** begin Supplied entries **

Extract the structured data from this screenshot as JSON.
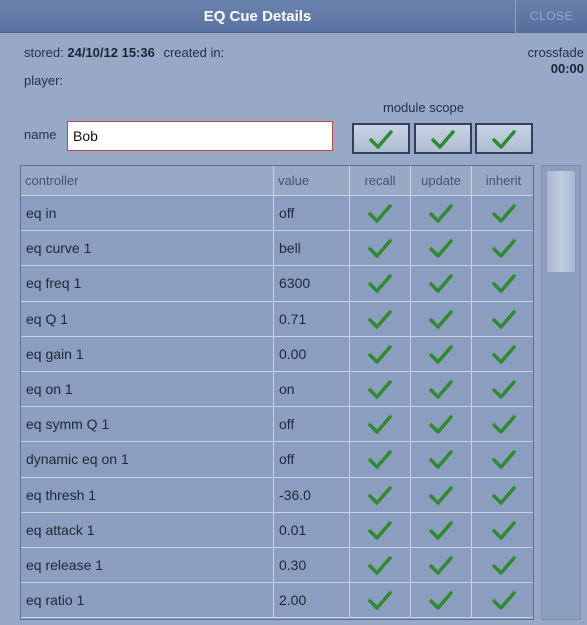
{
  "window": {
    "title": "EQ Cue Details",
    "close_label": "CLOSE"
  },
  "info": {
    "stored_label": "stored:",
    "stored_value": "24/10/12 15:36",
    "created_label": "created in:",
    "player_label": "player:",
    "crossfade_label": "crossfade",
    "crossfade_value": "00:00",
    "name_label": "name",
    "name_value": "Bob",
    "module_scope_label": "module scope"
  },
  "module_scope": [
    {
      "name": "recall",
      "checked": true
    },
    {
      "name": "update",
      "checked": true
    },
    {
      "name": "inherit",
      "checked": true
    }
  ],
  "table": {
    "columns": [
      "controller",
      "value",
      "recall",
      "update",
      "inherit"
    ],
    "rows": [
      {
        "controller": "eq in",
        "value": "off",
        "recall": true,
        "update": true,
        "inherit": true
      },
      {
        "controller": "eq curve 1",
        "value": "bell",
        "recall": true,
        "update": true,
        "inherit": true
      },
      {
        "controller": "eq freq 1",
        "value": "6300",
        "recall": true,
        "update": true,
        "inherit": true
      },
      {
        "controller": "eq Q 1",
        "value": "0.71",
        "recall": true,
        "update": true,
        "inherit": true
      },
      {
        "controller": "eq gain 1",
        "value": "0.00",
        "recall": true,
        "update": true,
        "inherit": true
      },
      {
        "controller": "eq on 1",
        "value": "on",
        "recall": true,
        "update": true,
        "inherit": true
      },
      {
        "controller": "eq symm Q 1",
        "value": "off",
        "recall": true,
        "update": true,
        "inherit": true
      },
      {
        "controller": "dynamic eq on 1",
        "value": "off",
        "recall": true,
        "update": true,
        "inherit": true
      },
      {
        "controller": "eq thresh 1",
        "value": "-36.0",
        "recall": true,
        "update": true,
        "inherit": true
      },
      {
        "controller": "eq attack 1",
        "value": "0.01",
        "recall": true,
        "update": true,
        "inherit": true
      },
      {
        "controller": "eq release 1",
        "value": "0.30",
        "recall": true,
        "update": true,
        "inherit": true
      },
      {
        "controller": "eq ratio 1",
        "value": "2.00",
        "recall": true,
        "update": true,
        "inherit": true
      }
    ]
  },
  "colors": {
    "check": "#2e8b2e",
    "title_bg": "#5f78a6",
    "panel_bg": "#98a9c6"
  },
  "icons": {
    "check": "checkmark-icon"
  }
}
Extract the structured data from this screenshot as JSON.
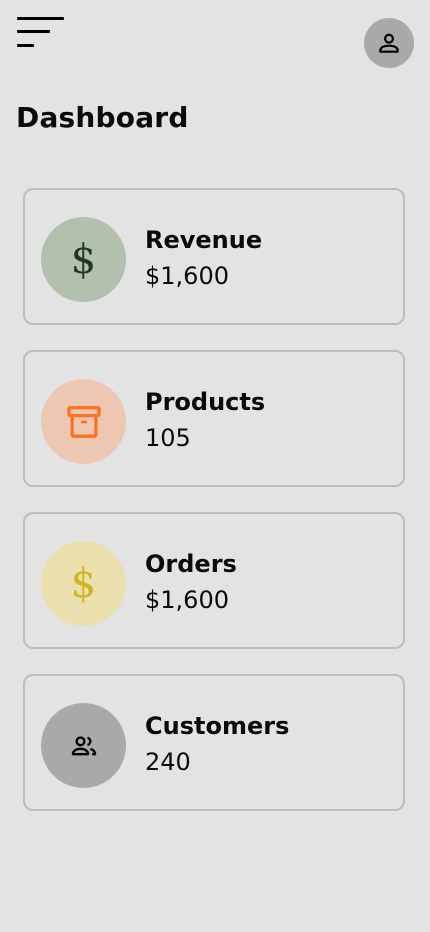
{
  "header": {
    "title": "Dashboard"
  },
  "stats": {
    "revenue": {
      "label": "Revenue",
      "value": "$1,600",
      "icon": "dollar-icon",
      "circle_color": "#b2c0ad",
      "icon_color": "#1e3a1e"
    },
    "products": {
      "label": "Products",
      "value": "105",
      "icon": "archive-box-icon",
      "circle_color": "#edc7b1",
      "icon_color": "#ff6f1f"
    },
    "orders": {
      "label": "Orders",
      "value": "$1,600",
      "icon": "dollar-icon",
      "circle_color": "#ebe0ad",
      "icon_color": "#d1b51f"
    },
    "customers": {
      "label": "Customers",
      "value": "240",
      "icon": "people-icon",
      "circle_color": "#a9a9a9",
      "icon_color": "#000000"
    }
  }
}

** end Supplied entries **

Reproduce every record word for word. The copy must contain no pictures.

Extract the structured data from this screenshot as JSON.
{
  "window": {
    "title": "EQ Cue Details",
    "close_label": "CLOSE"
  },
  "info": {
    "stored_label": "stored:",
    "stored_value": "24/10/12 15:36",
    "created_label": "created in:",
    "player_label": "player:",
    "crossfade_label": "crossfade",
    "crossfade_value": "00:00",
    "name_label": "name",
    "name_value": "Bob",
    "module_scope_label": "module scope"
  },
  "module_scope": [
    {
      "name": "recall",
      "checked": true
    },
    {
      "name": "update",
      "checked": true
    },
    {
      "name": "inherit",
      "checked": true
    }
  ],
  "table": {
    "columns": [
      "controller",
      "value",
      "recall",
      "update",
      "inherit"
    ],
    "rows": [
      {
        "controller": "eq in",
        "value": "off",
        "recall": true,
        "update": true,
        "inherit": true
      },
      {
        "controller": "eq curve 1",
        "value": "bell",
        "recall": true,
        "update": true,
        "inherit": true
      },
      {
        "controller": "eq freq 1",
        "value": "6300",
        "recall": true,
        "update": true,
        "inherit": true
      },
      {
        "controller": "eq Q 1",
        "value": "0.71",
        "recall": true,
        "update": true,
        "inherit": true
      },
      {
        "controller": "eq gain 1",
        "value": "0.00",
        "recall": true,
        "update": true,
        "inherit": true
      },
      {
        "controller": "eq on 1",
        "value": "on",
        "recall": true,
        "update": true,
        "inherit": true
      },
      {
        "controller": "eq symm Q 1",
        "value": "off",
        "recall": true,
        "update": true,
        "inherit": true
      },
      {
        "controller": "dynamic eq on 1",
        "value": "off",
        "recall": true,
        "update": true,
        "inherit": true
      },
      {
        "controller": "eq thresh 1",
        "value": "-36.0",
        "recall": true,
        "update": true,
        "inherit": true
      },
      {
        "controller": "eq attack 1",
        "value": "0.01",
        "recall": true,
        "update": true,
        "inherit": true
      },
      {
        "controller": "eq release 1",
        "value": "0.30",
        "recall": true,
        "update": true,
        "inherit": true
      },
      {
        "controller": "eq ratio 1",
        "value": "2.00",
        "recall": true,
        "update": true,
        "inherit": true
      }
    ]
  },
  "colors": {
    "check": "#2e8b2e",
    "title_bg": "#5f78a6",
    "panel_bg": "#98a9c6"
  },
  "icons": {
    "check": "checkmark-icon"
  }
}
Extract the structured data from this screenshot as JSON.
{
  "header": {
    "title": "Dashboard"
  },
  "stats": {
    "revenue": {
      "label": "Revenue",
      "value": "$1,600",
      "icon": "dollar-icon",
      "circle_color": "#b2c0ad",
      "icon_color": "#1e3a1e"
    },
    "products": {
      "label": "Products",
      "value": "105",
      "icon": "archive-box-icon",
      "circle_color": "#edc7b1",
      "icon_color": "#ff6f1f"
    },
    "orders": {
      "label": "Orders",
      "value": "$1,600",
      "icon": "dollar-icon",
      "circle_color": "#ebe0ad",
      "icon_color": "#d1b51f"
    },
    "customers": {
      "label": "Customers",
      "value": "240",
      "icon": "people-icon",
      "circle_color": "#a9a9a9",
      "icon_color": "#000000"
    }
  }
}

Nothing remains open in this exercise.